_SHORT TASK_
Gather up every line that includes the string "Answers".

_WORKING DATA_

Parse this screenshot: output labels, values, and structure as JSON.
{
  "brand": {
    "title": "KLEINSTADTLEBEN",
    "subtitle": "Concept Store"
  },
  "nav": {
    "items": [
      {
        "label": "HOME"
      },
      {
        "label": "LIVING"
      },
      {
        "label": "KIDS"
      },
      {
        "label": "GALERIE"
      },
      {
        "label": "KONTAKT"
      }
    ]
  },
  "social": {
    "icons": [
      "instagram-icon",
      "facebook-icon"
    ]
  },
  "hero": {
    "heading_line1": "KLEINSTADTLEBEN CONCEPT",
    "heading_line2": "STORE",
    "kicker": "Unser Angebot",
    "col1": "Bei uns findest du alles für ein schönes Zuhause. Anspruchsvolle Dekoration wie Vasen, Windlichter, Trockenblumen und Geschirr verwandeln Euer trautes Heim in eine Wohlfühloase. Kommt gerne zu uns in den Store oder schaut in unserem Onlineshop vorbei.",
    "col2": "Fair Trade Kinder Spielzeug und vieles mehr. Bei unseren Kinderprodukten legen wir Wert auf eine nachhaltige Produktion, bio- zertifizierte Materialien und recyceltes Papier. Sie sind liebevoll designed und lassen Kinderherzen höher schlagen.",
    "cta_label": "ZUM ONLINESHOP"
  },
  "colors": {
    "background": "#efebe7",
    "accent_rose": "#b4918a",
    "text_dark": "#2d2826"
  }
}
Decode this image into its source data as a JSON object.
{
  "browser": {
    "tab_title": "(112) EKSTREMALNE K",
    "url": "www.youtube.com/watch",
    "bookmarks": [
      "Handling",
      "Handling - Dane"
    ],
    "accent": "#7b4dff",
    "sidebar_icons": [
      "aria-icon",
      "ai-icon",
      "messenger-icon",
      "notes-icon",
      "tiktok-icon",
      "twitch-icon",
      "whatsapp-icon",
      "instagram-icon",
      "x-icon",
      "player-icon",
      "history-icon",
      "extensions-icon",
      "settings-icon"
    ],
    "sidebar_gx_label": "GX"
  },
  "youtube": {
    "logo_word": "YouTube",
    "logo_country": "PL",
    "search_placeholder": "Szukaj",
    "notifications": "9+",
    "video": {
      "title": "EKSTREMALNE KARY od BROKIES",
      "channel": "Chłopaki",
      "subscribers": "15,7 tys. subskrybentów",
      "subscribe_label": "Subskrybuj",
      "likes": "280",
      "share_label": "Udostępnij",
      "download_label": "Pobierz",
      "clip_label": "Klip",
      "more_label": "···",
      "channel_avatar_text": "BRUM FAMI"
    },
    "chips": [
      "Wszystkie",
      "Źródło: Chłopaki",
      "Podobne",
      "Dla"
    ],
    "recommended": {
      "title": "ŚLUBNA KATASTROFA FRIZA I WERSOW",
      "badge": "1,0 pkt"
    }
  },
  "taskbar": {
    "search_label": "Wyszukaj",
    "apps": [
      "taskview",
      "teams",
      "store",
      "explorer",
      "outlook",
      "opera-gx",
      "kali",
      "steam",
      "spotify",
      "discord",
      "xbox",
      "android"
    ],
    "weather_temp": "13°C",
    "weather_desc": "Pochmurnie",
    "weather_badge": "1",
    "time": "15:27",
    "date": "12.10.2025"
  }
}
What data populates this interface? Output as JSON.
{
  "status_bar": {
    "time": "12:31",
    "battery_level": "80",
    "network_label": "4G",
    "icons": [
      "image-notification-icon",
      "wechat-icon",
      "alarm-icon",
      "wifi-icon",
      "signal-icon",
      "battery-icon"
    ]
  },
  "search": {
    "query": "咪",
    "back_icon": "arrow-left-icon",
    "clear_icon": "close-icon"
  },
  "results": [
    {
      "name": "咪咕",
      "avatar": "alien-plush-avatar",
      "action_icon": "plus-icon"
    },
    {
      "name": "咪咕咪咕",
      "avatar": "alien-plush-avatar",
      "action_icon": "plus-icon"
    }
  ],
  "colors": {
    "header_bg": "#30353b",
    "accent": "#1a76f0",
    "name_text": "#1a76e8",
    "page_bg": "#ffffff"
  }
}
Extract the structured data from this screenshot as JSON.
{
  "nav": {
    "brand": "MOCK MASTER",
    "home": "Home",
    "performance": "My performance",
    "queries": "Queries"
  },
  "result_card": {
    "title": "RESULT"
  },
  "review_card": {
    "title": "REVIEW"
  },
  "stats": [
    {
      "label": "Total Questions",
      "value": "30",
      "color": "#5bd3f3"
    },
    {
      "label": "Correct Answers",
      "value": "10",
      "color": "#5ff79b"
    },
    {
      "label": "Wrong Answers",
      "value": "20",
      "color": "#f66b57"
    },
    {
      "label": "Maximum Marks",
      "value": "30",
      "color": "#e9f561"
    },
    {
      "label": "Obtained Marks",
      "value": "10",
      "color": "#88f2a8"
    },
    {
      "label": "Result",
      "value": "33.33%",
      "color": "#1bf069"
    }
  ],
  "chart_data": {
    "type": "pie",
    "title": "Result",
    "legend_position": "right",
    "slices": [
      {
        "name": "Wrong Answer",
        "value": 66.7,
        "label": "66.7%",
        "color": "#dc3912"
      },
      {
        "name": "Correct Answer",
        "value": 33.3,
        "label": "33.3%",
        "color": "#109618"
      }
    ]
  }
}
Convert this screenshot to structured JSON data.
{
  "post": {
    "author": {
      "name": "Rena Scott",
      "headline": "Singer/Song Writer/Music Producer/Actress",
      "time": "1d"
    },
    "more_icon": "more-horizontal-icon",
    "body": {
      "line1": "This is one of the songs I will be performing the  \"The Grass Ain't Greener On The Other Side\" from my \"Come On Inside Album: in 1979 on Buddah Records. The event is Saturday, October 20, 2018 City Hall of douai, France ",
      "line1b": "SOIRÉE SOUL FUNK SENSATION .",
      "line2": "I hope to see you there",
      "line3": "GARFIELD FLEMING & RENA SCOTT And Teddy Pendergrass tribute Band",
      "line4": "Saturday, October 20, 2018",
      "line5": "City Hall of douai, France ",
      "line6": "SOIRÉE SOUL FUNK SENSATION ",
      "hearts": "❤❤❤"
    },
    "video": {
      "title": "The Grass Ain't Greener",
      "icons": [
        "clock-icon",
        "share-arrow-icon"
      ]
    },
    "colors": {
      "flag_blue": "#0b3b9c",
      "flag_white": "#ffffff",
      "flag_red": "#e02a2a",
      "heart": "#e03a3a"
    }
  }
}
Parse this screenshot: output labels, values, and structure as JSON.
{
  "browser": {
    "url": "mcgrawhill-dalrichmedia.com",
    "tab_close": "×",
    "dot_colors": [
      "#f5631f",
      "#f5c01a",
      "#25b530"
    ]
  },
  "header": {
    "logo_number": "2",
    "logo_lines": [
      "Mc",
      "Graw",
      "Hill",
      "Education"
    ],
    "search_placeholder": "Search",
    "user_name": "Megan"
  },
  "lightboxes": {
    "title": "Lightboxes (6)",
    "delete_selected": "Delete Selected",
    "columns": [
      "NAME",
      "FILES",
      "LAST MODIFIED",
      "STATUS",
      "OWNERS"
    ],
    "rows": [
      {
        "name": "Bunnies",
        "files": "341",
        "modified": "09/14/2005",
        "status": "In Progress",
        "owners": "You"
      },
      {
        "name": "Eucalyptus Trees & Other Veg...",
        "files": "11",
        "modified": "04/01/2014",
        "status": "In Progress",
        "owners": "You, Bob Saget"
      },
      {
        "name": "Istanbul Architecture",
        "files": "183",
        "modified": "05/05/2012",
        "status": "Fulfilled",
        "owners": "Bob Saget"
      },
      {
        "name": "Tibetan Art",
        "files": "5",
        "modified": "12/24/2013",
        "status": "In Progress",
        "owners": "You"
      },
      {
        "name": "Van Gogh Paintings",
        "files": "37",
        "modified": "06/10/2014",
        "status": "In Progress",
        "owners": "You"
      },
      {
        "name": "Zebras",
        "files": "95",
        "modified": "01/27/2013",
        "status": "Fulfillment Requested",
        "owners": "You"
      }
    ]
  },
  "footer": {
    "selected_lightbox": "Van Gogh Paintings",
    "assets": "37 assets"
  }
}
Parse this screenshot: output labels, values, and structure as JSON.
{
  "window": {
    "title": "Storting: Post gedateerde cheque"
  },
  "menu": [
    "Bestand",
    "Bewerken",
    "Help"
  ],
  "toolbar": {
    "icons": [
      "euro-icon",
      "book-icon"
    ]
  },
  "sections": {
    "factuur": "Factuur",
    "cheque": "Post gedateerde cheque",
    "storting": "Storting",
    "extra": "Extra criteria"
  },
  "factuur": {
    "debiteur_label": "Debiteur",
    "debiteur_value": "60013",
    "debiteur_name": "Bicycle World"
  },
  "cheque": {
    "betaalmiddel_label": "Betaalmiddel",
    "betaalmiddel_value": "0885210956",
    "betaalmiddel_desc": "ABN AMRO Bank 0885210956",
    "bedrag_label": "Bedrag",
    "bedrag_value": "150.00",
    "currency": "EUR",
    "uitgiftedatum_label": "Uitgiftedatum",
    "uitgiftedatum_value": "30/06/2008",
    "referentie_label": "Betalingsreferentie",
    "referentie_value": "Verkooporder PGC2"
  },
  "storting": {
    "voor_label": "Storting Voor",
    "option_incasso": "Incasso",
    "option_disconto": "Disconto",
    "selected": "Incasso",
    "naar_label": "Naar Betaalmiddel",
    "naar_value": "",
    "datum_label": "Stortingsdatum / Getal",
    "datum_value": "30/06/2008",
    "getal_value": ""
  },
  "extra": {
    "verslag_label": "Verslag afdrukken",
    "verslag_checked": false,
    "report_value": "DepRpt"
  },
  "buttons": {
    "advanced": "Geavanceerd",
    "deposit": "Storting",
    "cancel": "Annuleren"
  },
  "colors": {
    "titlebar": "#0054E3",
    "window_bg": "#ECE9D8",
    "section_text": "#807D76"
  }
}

_ANSWER TO THIS TASK_
      "label": "Correct Answers",
      "label": "Wrong Answers",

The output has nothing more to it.